> [Task objective]: Find the word "SDTVAR" in the data. Return every line where it appears.

- - -

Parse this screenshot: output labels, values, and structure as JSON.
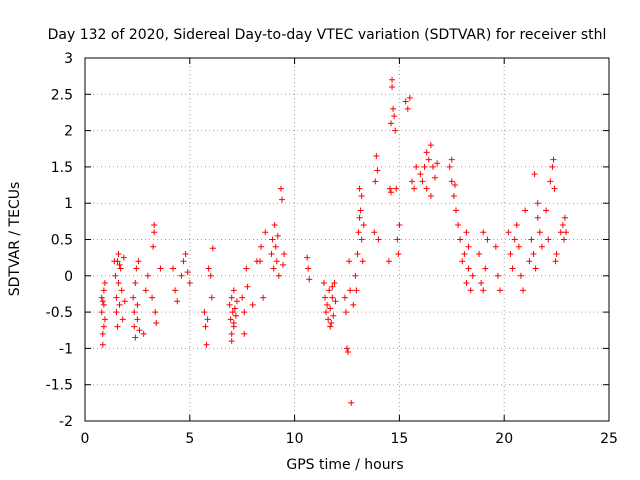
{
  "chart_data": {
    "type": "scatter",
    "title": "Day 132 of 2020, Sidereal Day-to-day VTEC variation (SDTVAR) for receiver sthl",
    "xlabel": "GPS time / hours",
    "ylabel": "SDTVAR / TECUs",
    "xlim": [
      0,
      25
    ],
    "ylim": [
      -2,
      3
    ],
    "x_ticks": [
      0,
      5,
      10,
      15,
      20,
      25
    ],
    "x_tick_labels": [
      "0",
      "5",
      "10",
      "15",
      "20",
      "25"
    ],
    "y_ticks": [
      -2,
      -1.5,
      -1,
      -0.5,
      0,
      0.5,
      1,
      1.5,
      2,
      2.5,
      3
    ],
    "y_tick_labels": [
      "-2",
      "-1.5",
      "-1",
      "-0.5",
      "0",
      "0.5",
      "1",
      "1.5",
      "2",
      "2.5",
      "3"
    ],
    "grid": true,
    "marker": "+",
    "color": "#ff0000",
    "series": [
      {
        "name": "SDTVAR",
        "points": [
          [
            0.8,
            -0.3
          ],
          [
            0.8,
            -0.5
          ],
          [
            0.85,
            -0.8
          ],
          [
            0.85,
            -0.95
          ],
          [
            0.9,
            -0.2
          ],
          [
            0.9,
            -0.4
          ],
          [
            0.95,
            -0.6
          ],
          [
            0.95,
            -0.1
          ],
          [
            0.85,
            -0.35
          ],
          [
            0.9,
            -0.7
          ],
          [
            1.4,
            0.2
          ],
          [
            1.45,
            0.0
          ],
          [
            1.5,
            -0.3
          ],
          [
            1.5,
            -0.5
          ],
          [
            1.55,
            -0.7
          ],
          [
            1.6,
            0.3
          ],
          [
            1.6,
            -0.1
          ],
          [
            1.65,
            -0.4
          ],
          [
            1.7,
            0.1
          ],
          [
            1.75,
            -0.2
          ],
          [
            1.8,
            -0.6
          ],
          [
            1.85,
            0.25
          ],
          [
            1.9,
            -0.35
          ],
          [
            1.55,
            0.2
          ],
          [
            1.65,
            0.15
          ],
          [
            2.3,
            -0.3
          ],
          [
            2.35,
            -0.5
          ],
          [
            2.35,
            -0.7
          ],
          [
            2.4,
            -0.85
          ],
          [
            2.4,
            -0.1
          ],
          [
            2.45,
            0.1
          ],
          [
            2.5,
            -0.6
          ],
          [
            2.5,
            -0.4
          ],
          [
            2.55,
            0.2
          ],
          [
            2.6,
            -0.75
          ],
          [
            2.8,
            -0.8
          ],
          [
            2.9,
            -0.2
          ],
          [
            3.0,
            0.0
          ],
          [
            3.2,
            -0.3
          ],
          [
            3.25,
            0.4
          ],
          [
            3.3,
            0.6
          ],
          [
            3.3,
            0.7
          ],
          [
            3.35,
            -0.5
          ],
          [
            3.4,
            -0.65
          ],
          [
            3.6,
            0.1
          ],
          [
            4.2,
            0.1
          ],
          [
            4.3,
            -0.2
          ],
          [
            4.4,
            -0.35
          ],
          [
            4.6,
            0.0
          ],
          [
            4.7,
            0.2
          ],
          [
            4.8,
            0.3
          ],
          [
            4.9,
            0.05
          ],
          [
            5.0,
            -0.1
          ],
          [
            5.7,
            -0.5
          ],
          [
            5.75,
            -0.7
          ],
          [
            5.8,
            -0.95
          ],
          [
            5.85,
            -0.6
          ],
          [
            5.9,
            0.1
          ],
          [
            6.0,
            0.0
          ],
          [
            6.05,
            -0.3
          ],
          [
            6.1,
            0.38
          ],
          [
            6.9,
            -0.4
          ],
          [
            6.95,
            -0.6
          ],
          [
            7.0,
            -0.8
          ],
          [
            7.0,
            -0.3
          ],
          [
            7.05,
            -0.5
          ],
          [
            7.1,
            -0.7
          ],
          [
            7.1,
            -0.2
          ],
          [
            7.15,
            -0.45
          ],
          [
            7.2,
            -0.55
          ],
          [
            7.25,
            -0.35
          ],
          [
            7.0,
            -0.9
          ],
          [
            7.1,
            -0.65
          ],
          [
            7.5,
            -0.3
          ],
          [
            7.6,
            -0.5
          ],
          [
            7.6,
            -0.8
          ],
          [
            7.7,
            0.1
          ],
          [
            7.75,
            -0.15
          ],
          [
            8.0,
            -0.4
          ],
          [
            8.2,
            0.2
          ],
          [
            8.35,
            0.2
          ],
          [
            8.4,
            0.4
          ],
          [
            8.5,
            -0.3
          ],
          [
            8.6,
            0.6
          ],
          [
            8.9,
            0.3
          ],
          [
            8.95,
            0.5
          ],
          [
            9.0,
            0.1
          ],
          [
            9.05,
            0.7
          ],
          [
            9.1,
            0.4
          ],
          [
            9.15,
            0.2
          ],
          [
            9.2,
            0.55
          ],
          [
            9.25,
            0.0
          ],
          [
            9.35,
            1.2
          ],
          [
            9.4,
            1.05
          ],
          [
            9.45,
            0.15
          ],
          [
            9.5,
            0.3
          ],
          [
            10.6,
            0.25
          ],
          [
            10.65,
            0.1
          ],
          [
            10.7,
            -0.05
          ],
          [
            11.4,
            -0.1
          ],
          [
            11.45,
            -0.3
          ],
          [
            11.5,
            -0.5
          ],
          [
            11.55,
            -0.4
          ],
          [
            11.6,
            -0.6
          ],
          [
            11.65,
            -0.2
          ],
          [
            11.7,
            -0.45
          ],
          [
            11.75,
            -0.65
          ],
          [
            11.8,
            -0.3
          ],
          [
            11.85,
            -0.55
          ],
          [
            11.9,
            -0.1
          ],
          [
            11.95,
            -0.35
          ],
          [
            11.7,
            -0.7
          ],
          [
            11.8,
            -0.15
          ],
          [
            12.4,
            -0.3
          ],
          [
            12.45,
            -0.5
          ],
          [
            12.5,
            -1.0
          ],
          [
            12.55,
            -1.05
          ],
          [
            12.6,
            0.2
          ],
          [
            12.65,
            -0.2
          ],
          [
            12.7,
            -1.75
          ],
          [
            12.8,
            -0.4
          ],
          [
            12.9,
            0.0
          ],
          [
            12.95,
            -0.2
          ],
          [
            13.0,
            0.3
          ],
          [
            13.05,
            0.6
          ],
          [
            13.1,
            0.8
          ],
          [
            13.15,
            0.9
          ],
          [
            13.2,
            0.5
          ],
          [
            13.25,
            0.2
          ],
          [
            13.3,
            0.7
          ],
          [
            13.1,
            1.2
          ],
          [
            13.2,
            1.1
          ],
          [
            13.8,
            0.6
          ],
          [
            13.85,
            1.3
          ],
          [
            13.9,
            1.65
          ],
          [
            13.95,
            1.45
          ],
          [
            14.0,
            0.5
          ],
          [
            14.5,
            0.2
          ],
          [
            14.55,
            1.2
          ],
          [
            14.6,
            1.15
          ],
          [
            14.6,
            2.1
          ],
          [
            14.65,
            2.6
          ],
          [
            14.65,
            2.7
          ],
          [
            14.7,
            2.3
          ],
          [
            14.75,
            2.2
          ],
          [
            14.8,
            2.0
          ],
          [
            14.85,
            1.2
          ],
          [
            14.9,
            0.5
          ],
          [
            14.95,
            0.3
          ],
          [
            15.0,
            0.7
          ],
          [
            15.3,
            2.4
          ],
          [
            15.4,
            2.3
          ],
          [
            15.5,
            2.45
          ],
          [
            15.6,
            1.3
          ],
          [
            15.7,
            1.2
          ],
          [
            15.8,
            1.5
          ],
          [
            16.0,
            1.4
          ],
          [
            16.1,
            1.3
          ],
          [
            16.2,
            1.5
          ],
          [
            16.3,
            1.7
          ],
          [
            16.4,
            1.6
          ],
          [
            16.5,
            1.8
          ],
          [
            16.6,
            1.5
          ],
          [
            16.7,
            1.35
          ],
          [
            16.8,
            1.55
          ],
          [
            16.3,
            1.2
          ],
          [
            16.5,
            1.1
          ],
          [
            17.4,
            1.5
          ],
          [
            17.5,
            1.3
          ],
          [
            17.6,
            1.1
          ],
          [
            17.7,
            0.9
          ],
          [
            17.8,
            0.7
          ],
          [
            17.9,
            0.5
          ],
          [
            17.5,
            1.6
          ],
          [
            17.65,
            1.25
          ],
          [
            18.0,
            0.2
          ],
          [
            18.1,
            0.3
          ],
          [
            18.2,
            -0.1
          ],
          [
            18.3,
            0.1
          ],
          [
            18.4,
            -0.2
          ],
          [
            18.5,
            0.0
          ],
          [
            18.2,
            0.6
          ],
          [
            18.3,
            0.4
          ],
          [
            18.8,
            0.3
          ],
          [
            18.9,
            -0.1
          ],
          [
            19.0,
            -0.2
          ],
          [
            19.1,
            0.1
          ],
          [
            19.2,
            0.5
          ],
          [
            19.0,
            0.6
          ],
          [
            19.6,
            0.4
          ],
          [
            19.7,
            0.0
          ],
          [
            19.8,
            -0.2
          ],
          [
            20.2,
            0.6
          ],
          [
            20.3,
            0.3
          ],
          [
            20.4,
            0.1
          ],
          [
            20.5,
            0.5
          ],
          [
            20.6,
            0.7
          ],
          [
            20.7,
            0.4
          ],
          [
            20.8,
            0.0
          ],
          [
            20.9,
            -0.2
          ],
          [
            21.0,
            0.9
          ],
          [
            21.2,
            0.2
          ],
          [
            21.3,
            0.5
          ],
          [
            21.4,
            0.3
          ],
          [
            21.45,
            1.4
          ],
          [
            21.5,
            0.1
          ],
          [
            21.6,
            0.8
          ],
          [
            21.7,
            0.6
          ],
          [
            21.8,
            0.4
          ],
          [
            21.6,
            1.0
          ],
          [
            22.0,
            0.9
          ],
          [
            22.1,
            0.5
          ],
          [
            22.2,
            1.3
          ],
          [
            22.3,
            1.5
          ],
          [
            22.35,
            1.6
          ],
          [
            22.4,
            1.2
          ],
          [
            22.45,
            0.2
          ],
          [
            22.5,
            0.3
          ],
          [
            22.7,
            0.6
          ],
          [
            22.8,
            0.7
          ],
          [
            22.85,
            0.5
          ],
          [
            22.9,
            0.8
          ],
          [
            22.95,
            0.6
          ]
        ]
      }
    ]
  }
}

- - -

> [Reply]:
    "title": "Day 132 of 2020, Sidereal Day-to-day VTEC variation (SDTVAR) for receiver sthl",
    "ylabel": "SDTVAR / TECUs",
        "name": "SDTVAR",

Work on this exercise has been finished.